● **Given task**:
Please output the records below in full, exactly as given, but without the images.

Collection entries
"""
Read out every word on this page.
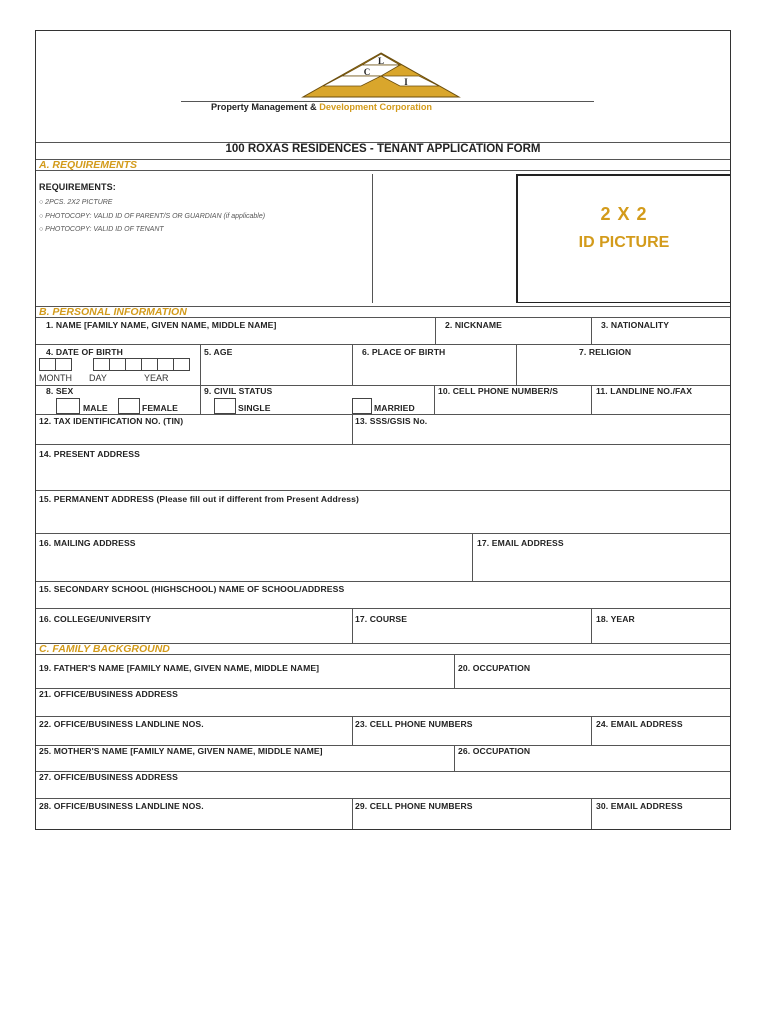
L
C
I
Property Management & Development Corporation
100 ROXAS RESIDENCES - TENANT APPLICATION FORM
A. REQUIREMENTS
REQUIREMENTS:
○ 2PCS. 2X2 PICTURE
○ PHOTOCOPY: VALID ID OF PARENT/S OR GUARDIAN (if applicable)
○ PHOTOCOPY: VALID ID OF TENANT
2 X 2
ID PICTURE
B. PERSONAL INFORMATION
1. NAME [FAMILY NAME, GIVEN NAME, MIDDLE NAME]	2. NICKNAME	3. NATIONALITY
4. DATE OF BIRTH	5. AGE	6. PLACE OF BIRTH	7. RELIGION
MONTH DAY	YEAR
8. SEX	9. CIVIL STATUS	10. CELL PHONE NUMBER/S	11. LANDLINE NO./FAX
MALE	FEMALE	SINGLE	MARRIED
12. TAX IDENTIFICATION NO. (TIN)	13. SSS/GSIS No.
14. PRESENT ADDRESS
15. PERMANENT ADDRESS (Please fill out if different from Present Address)
16. MAILING ADDRESS	17. EMAIL ADDRESS
15. SECONDARY SCHOOL (HIGHSCHOOL) NAME OF SCHOOL/ADDRESS
16. COLLEGE/UNIVERSITY	17. COURSE	18. YEAR
C. FAMILY BACKGROUND
19. FATHER'S NAME [FAMILY NAME, GIVEN NAME, MIDDLE NAME]	20. OCCUPATION
21. OFFICE/BUSINESS ADDRESS
22. OFFICE/BUSINESS LANDLINE NOS.	23. CELL PHONE NUMBERS	24. EMAIL ADDRESS
25. MOTHER'S NAME [FAMILY NAME, GIVEN NAME, MIDDLE NAME]	26. OCCUPATION
27. OFFICE/BUSINESS ADDRESS
28. OFFICE/BUSINESS LANDLINE NOS.	29. CELL PHONE NUMBERS	30. EMAIL ADDRESS
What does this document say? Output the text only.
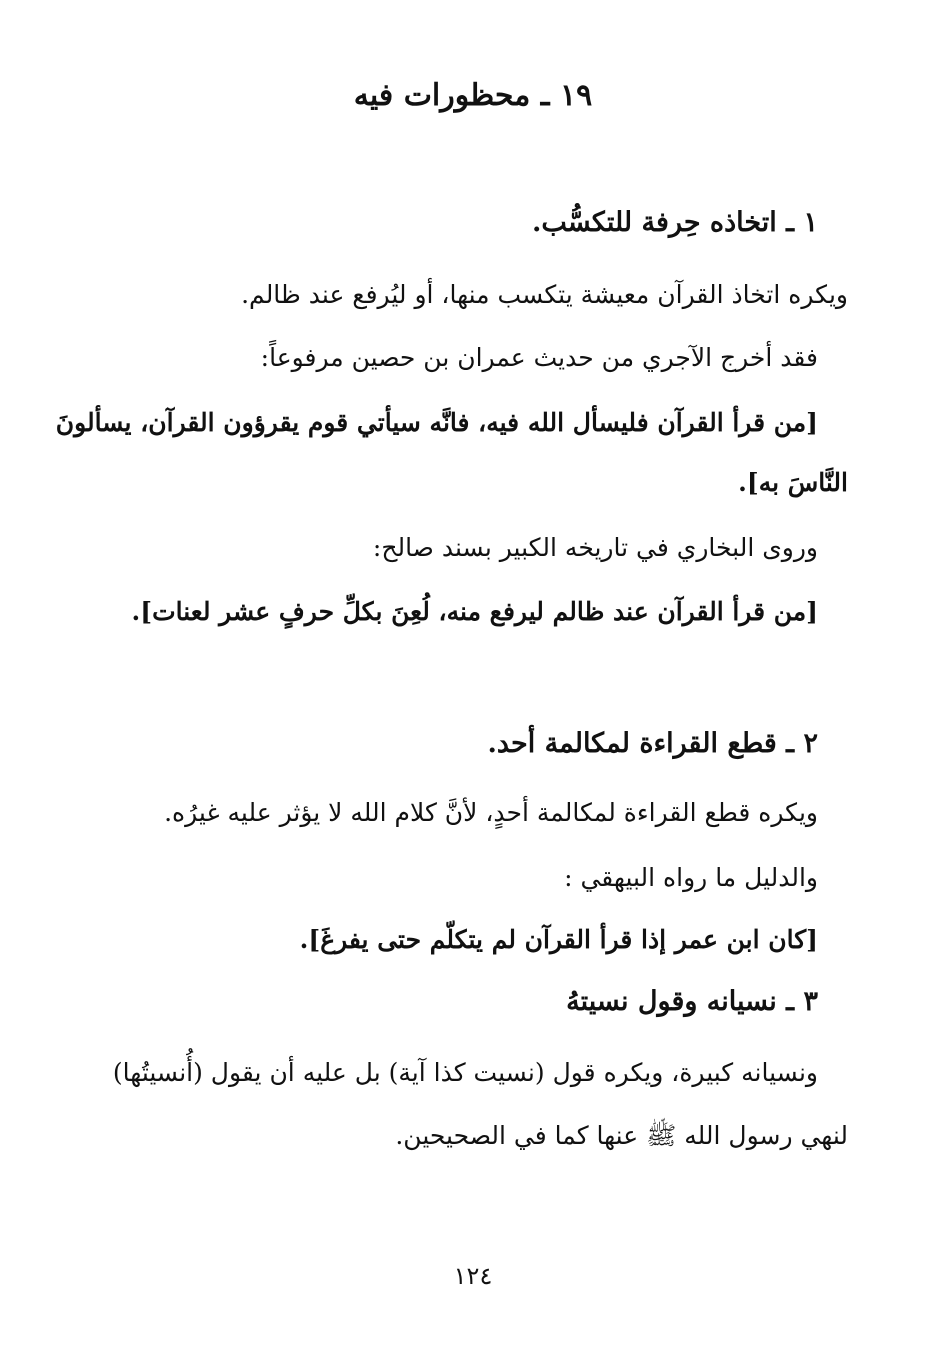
١٩ ـ محظورات فيه
١ ـ اتخاذه حِرفة للتكسُّب.
ويكره اتخاذ القرآن معيشة يتكسب منها، أو ليُرفع عند ظالم.
فقد أخرج الآجري من حديث عمران بن حصين مرفوعاً:
[من قرأ القرآن فليسأل الله فيه، فانَّه سيأتي قوم يقرؤون القرآن، يسألونَ
النَّاسَ به].
وروى البخاري في تاريخه الكبير بسند صالح:
[من قرأ القرآن عند ظالم ليرفع منه، لُعِنَ بكلِّ حرفٍ عشر لعنات].
٢ ـ قطع القراءة لمكالمة أحد.
ويكره قطع القراءة لمكالمة أحدٍ، لأنَّ كلام الله لا يؤثر عليه غيرُه.
والدليل ما رواه البيهقي :
[كان ابن عمر إذا قرأ القرآن لم يتكلّم حتى يفرغَ].
٣ ـ نسيانه وقول نسيتهُ
ونسيانه كبيرة، ويكره قول (نسيت كذا آية) بل عليه أن يقول (أُنسيتُها)
لنهي رسول الله ﷺ عنها كما في الصحيحين.
١٢٤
"""
● **Written answer**:
Read out every word on this page.
L
C
I
Property Management & Development Corporation
100 ROXAS RESIDENCES - TENANT APPLICATION FORM
A. REQUIREMENTS
REQUIREMENTS:
○ 2PCS. 2X2 PICTURE
○ PHOTOCOPY: VALID ID OF PARENT/S OR GUARDIAN (if applicable)
○ PHOTOCOPY: VALID ID OF TENANT
2 X 2
ID PICTURE
B. PERSONAL INFORMATION
1. NAME [FAMILY NAME, GIVEN NAME, MIDDLE NAME]	2. NICKNAME	3. NATIONALITY
4. DATE OF BIRTH	5. AGE	6. PLACE OF BIRTH	7. RELIGION
MONTH DAY	YEAR
8. SEX	9. CIVIL STATUS	10. CELL PHONE NUMBER/S	11. LANDLINE NO./FAX
MALE	FEMALE	SINGLE	MARRIED
12. TAX IDENTIFICATION NO. (TIN)	13. SSS/GSIS No.
14. PRESENT ADDRESS
15. PERMANENT ADDRESS (Please fill out if different from Present Address)
16. MAILING ADDRESS	17. EMAIL ADDRESS
15. SECONDARY SCHOOL (HIGHSCHOOL) NAME OF SCHOOL/ADDRESS
16. COLLEGE/UNIVERSITY	17. COURSE	18. YEAR
C. FAMILY BACKGROUND
19. FATHER'S NAME [FAMILY NAME, GIVEN NAME, MIDDLE NAME]	20. OCCUPATION
21. OFFICE/BUSINESS ADDRESS
22. OFFICE/BUSINESS LANDLINE NOS.	23. CELL PHONE NUMBERS	24. EMAIL ADDRESS
25. MOTHER'S NAME [FAMILY NAME, GIVEN NAME, MIDDLE NAME]	26. OCCUPATION
27. OFFICE/BUSINESS ADDRESS
28. OFFICE/BUSINESS LANDLINE NOS.	29. CELL PHONE NUMBERS	30. EMAIL ADDRESS
What does this document say? Output the text only.
١٩ ـ محظورات فيه
١ ـ اتخاذه حِرفة للتكسُّب.
ويكره اتخاذ القرآن معيشة يتكسب منها، أو ليُرفع عند ظالم.
فقد أخرج الآجري من حديث عمران بن حصين مرفوعاً:
[من قرأ القرآن فليسأل الله فيه، فانَّه سيأتي قوم يقرؤون القرآن، يسألونَ
النَّاسَ به].
وروى البخاري في تاريخه الكبير بسند صالح:
[من قرأ القرآن عند ظالم ليرفع منه، لُعِنَ بكلِّ حرفٍ عشر لعنات].
٢ ـ قطع القراءة لمكالمة أحد.
ويكره قطع القراءة لمكالمة أحدٍ، لأنَّ كلام الله لا يؤثر عليه غيرُه.
والدليل ما رواه البيهقي :
[كان ابن عمر إذا قرأ القرآن لم يتكلّم حتى يفرغَ].
٣ ـ نسيانه وقول نسيتهُ
ونسيانه كبيرة، ويكره قول (نسيت كذا آية) بل عليه أن يقول (أُنسيتُها)
لنهي رسول الله ﷺ عنها كما في الصحيحين.
١٢٤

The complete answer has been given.